== SUPPLIED ENTRIES ==

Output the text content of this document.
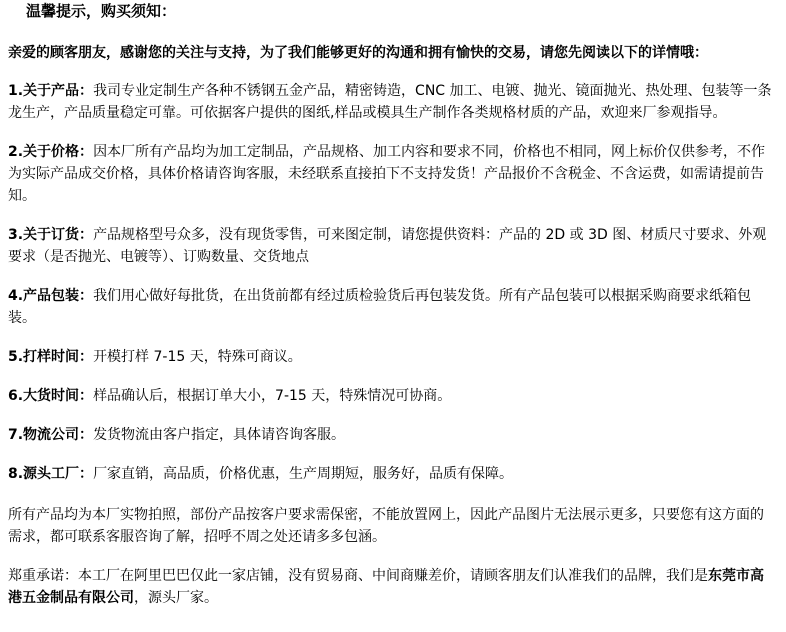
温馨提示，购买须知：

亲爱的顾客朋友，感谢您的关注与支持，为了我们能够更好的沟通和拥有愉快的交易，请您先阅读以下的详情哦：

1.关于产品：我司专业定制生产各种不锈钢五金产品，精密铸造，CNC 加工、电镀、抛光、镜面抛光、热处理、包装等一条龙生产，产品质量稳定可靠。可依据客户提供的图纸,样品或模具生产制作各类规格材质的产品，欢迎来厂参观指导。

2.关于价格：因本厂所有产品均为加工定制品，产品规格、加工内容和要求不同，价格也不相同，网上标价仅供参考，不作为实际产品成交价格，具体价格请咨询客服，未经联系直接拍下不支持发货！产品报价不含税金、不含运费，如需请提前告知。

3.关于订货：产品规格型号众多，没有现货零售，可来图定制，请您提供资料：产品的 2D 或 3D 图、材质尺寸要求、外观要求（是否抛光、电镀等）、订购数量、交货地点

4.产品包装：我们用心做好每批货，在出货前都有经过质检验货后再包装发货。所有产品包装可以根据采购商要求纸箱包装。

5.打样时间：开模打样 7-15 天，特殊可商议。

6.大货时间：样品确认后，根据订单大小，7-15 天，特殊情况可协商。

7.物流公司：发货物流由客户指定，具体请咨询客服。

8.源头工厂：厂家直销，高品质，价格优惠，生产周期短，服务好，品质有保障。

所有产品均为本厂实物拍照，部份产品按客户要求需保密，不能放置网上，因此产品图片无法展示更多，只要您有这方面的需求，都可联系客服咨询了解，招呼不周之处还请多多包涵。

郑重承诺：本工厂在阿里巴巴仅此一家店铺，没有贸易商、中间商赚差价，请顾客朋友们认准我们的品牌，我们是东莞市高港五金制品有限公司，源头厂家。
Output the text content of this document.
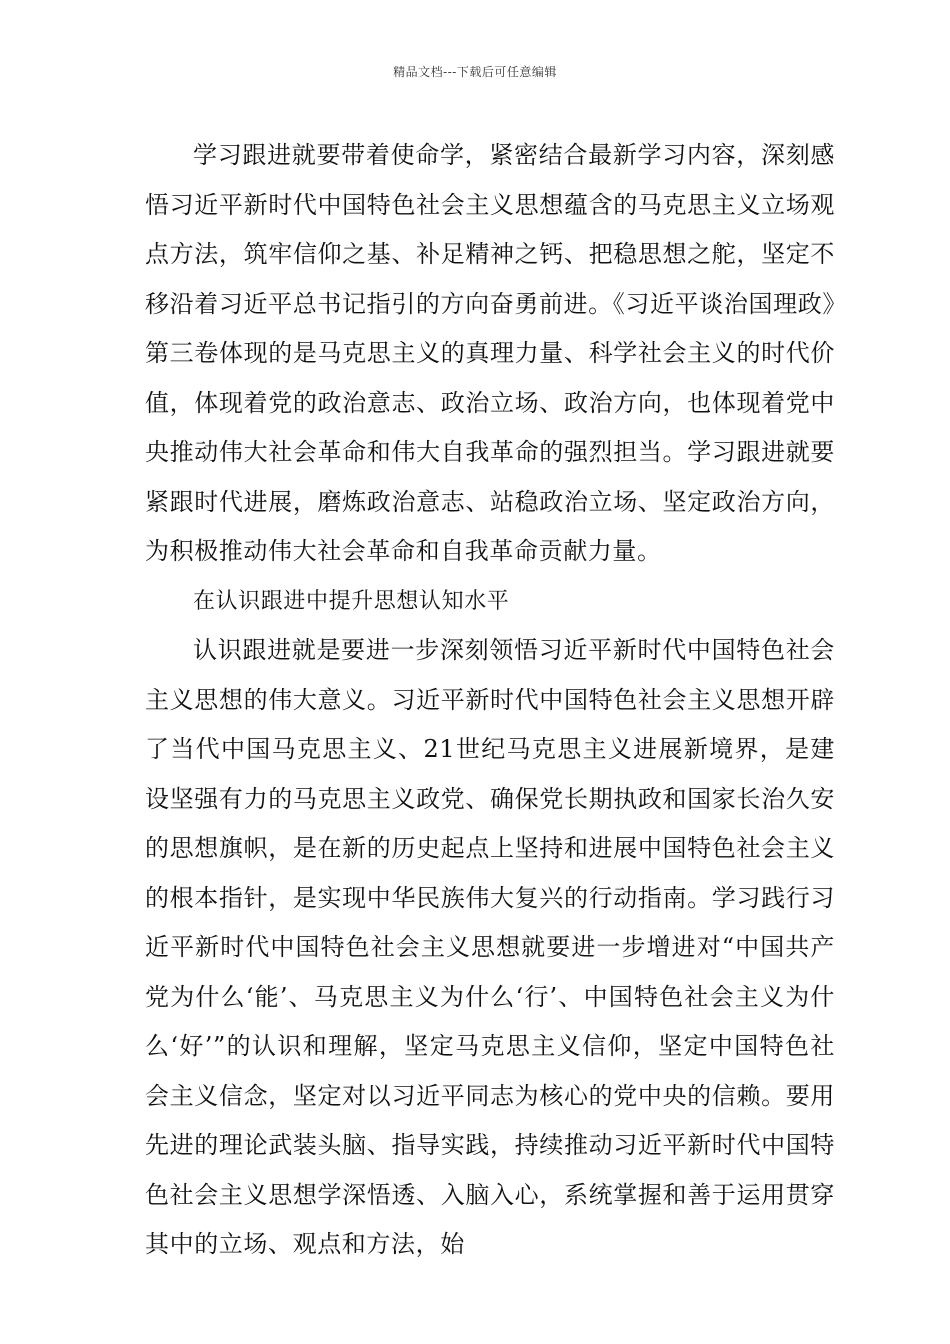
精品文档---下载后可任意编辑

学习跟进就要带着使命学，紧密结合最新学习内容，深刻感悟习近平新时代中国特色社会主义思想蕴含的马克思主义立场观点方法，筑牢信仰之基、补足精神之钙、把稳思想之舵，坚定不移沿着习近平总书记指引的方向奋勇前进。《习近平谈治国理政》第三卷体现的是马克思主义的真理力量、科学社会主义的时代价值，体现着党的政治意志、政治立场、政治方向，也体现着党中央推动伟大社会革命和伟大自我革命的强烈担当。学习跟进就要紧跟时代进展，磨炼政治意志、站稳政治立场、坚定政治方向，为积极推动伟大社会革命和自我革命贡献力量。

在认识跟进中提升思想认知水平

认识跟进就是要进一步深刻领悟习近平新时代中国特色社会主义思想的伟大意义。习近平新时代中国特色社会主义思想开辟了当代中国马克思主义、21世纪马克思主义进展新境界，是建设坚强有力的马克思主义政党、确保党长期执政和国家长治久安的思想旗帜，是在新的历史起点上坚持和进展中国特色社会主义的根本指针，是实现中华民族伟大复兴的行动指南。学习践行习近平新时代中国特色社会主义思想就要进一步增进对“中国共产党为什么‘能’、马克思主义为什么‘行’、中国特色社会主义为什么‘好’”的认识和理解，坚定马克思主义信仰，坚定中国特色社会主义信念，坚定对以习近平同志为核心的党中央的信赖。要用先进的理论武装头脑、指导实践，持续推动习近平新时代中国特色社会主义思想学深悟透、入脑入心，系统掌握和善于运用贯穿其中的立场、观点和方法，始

===
== SUPPLIED ENTRIES ==

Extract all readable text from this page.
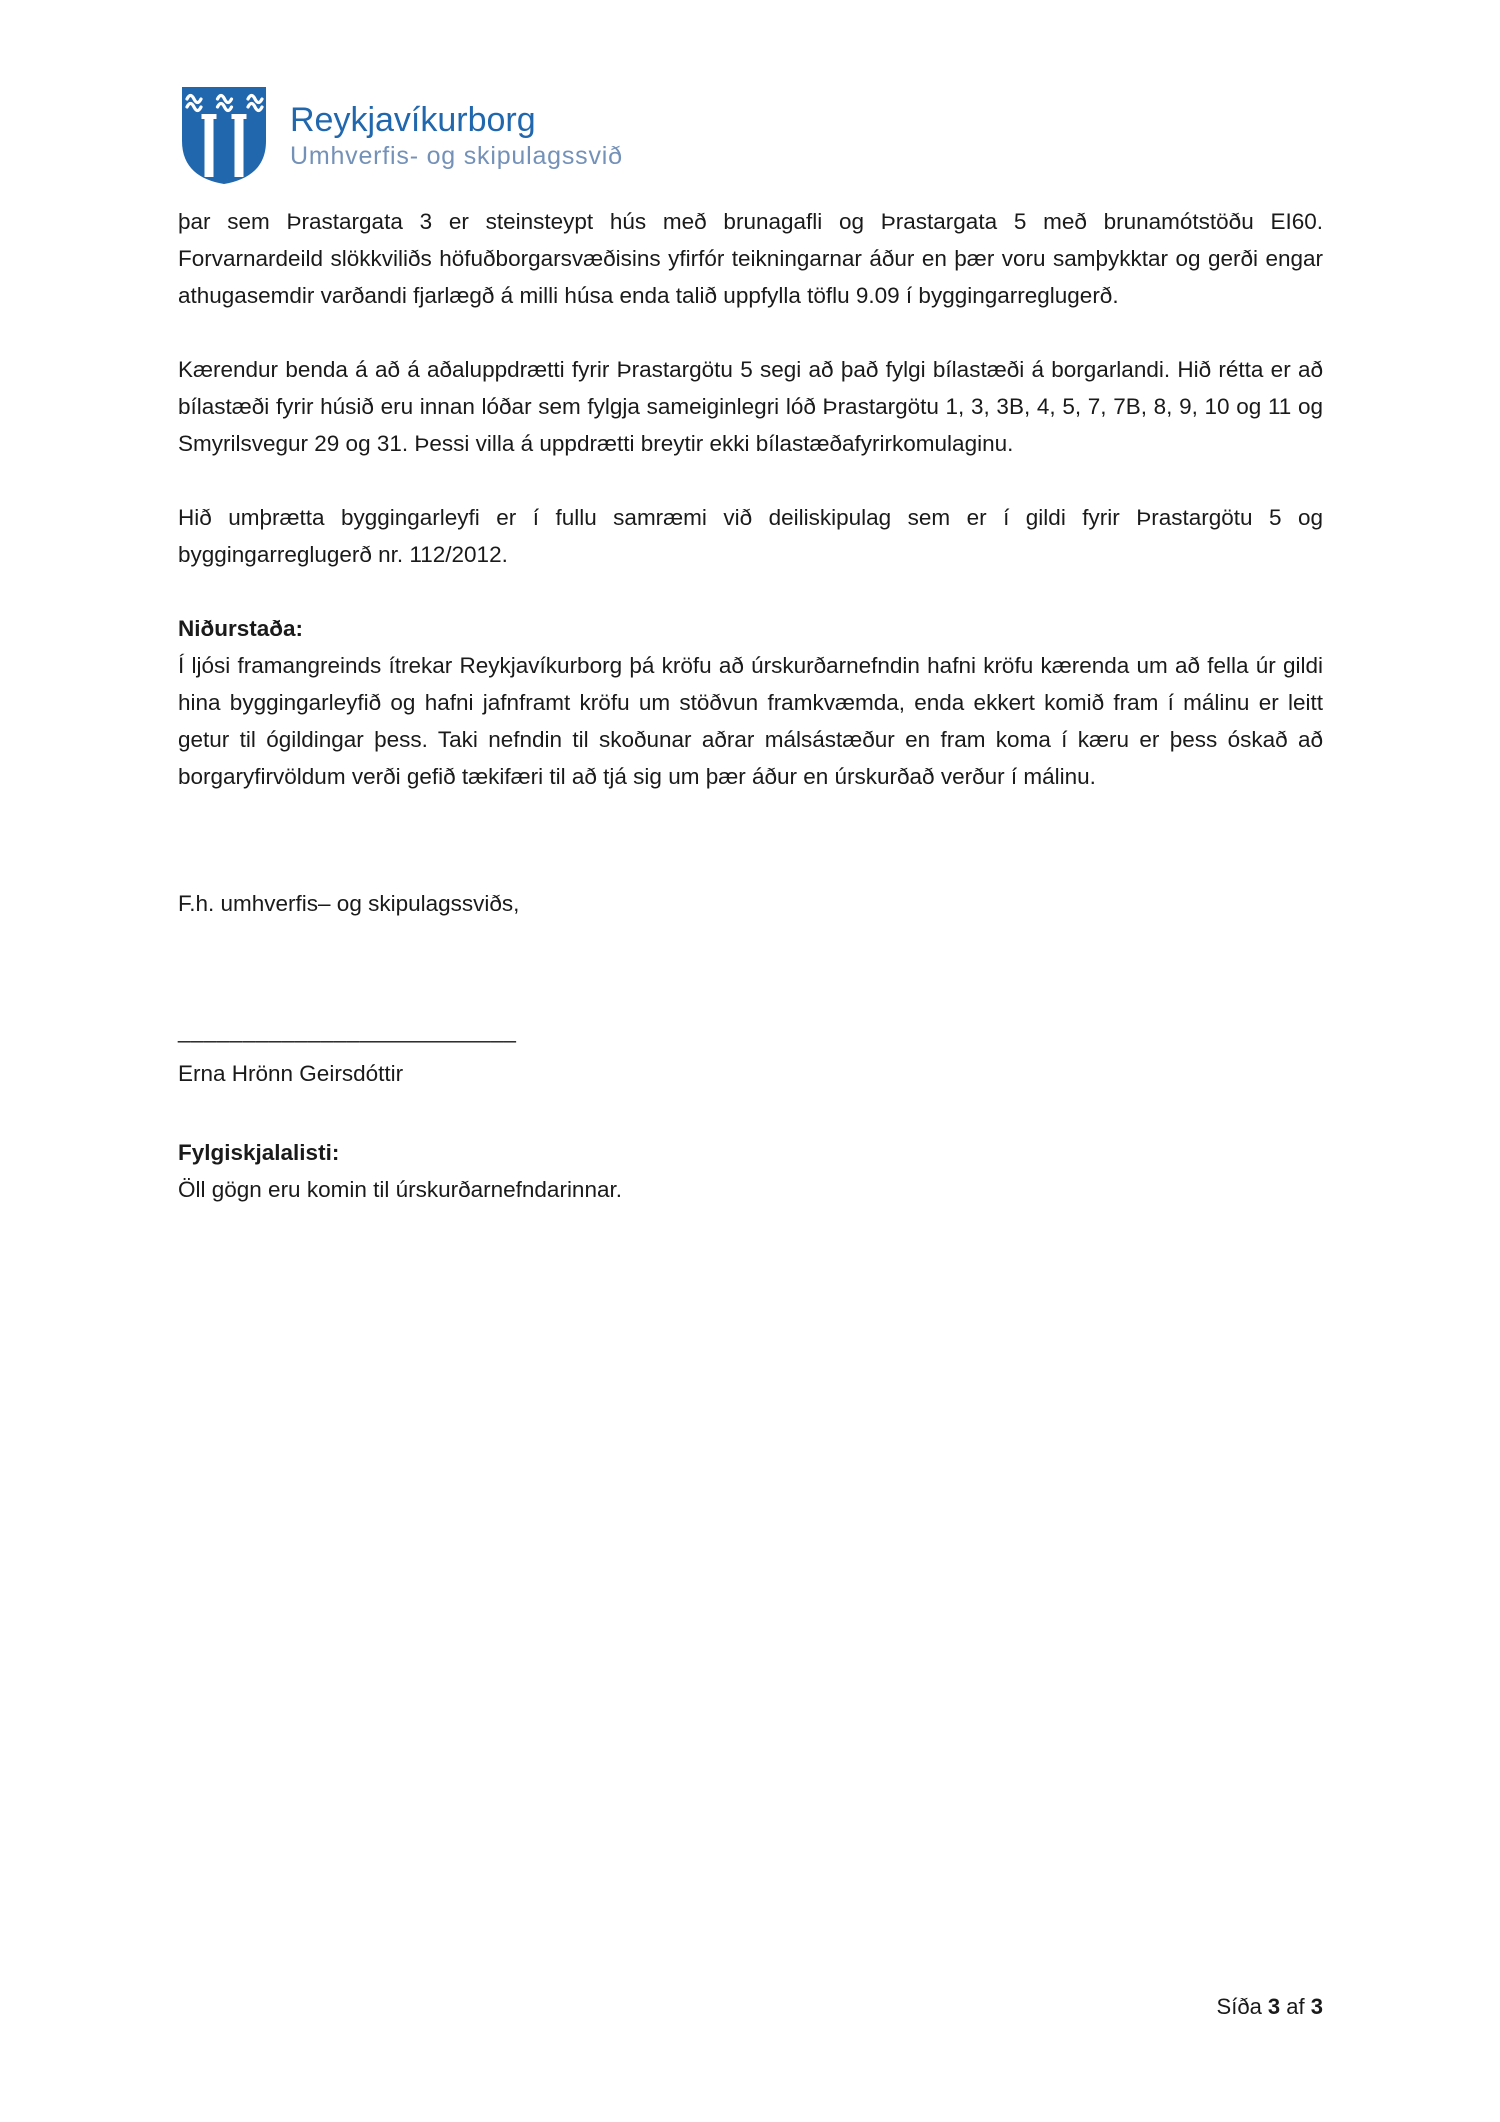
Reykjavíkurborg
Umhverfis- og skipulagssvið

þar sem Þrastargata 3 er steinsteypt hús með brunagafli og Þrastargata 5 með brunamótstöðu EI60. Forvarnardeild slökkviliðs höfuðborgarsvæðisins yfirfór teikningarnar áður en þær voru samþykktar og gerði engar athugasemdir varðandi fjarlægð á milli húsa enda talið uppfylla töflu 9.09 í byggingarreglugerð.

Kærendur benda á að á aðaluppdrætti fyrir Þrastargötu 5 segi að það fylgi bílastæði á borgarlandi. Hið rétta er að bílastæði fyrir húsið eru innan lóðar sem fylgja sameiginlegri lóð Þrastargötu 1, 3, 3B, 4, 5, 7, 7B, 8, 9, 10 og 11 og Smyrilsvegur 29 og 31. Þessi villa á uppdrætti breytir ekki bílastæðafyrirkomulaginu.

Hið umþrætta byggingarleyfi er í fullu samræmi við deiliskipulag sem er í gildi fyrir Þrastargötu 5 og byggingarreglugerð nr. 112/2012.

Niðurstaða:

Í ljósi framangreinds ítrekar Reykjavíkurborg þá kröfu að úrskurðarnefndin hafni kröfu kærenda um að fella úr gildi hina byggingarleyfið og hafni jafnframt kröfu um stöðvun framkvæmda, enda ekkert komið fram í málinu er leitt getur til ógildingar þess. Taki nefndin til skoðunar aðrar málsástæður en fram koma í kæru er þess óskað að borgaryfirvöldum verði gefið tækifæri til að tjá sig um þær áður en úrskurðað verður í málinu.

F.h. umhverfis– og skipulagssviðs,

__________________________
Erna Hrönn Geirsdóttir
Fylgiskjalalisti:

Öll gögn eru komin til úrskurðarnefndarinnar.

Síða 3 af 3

===

§ **TASK OBJECTIVE**: Tally the lines of the preceding listing in which the word "fyrir" appears; state nothing but the total.

§ **COMPLETED EXERCISE**: 2